- Data records
»»

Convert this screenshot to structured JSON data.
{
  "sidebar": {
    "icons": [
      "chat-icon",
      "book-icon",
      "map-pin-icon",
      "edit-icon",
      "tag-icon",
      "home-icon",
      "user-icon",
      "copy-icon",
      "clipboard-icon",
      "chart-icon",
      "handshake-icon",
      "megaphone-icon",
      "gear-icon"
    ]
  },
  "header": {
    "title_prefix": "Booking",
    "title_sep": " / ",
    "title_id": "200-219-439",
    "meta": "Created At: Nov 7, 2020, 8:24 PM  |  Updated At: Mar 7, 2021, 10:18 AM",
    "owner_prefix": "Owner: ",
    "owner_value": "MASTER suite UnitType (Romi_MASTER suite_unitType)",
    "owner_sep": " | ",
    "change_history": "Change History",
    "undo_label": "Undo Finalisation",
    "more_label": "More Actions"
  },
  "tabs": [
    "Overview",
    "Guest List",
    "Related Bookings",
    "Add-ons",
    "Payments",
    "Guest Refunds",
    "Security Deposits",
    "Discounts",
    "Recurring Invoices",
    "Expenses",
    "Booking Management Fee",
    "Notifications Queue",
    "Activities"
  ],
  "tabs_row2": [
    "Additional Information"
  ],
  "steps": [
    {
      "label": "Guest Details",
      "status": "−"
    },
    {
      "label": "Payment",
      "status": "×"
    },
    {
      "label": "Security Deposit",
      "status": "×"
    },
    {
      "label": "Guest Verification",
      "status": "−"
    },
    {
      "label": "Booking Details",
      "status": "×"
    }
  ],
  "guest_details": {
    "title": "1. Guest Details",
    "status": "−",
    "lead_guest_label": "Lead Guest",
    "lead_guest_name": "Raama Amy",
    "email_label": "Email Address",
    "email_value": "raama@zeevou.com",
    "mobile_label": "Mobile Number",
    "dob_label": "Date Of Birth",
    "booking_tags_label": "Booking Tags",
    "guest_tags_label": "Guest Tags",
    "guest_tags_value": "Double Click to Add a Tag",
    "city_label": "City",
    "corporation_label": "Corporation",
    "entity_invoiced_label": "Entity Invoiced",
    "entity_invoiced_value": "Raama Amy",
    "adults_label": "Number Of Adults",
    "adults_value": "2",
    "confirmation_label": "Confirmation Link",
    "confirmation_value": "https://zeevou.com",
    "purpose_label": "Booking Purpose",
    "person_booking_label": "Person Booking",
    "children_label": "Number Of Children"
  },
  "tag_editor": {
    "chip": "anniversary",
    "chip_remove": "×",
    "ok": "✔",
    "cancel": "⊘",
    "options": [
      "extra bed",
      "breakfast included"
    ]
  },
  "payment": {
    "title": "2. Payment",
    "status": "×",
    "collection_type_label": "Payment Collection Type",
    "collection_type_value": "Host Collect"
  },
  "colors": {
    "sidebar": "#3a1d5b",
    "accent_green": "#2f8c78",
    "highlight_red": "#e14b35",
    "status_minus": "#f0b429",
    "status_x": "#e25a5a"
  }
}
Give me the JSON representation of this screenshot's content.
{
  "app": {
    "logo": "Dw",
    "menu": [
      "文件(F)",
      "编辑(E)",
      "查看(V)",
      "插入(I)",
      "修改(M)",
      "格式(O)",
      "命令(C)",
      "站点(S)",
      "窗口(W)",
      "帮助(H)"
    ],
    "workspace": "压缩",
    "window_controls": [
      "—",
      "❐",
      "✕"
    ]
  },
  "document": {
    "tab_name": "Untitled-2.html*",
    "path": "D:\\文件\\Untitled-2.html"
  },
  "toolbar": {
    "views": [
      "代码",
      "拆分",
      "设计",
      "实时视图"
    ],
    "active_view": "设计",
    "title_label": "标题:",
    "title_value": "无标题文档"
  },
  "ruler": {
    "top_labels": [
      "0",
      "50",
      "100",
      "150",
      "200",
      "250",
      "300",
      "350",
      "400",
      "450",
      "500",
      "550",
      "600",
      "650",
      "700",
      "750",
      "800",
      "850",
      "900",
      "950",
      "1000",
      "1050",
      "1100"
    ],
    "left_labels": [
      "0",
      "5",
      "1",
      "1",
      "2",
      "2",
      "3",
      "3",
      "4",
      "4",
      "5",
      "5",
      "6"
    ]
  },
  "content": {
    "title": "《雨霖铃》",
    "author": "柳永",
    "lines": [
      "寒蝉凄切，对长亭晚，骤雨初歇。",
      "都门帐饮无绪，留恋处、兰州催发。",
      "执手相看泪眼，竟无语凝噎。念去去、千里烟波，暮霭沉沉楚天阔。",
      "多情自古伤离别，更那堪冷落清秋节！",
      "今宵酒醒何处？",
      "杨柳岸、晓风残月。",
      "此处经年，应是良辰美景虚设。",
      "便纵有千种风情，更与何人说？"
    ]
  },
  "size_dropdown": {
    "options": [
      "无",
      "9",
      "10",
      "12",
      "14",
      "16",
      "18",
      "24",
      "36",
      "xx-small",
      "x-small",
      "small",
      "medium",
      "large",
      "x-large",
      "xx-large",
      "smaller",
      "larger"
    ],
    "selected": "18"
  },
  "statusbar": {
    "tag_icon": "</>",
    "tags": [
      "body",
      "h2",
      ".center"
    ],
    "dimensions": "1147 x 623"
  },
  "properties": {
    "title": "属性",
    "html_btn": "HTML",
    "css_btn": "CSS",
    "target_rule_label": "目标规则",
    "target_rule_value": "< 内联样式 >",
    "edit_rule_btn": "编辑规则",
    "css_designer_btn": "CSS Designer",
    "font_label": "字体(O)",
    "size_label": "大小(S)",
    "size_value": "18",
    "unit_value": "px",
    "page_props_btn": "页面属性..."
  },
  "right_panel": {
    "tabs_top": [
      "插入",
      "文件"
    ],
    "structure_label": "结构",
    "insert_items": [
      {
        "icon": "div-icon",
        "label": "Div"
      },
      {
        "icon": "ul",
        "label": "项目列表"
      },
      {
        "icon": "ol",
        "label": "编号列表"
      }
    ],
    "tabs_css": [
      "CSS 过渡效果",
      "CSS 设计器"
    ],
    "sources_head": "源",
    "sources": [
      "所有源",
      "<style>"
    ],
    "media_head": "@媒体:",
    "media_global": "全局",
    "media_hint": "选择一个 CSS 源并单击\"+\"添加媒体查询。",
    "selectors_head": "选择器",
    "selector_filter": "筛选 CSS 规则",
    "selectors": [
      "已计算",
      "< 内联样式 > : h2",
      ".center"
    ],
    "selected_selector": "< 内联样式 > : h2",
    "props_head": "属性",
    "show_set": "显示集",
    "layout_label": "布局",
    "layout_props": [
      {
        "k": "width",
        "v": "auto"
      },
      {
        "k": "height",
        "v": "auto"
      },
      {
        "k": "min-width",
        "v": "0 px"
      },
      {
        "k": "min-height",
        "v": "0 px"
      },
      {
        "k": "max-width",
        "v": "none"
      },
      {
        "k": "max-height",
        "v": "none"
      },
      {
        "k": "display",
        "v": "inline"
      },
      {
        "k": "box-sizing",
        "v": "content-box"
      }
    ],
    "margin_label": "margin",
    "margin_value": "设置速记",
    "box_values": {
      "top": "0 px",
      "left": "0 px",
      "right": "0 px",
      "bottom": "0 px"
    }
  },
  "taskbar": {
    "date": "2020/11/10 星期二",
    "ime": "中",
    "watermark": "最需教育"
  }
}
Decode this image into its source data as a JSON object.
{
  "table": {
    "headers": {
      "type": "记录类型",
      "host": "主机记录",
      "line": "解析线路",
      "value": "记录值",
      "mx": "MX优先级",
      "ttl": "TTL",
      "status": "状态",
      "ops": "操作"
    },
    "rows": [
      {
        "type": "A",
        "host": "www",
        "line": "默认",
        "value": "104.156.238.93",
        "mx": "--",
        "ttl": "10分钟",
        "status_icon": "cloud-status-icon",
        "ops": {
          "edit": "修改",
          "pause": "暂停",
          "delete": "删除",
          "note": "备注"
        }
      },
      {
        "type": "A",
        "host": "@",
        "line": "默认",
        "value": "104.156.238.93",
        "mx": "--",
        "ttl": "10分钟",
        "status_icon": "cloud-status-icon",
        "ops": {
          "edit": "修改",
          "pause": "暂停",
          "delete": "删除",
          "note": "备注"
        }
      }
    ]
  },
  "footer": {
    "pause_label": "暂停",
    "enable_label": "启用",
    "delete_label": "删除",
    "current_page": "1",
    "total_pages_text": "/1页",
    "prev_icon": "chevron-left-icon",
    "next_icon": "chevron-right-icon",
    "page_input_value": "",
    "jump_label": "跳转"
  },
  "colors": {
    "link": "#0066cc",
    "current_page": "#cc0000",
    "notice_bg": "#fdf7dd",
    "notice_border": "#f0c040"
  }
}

««

Return all the lines that contain the string "chevron".

    "prev_icon": "chevron-left-icon",
    "next_icon": "chevron-right-icon",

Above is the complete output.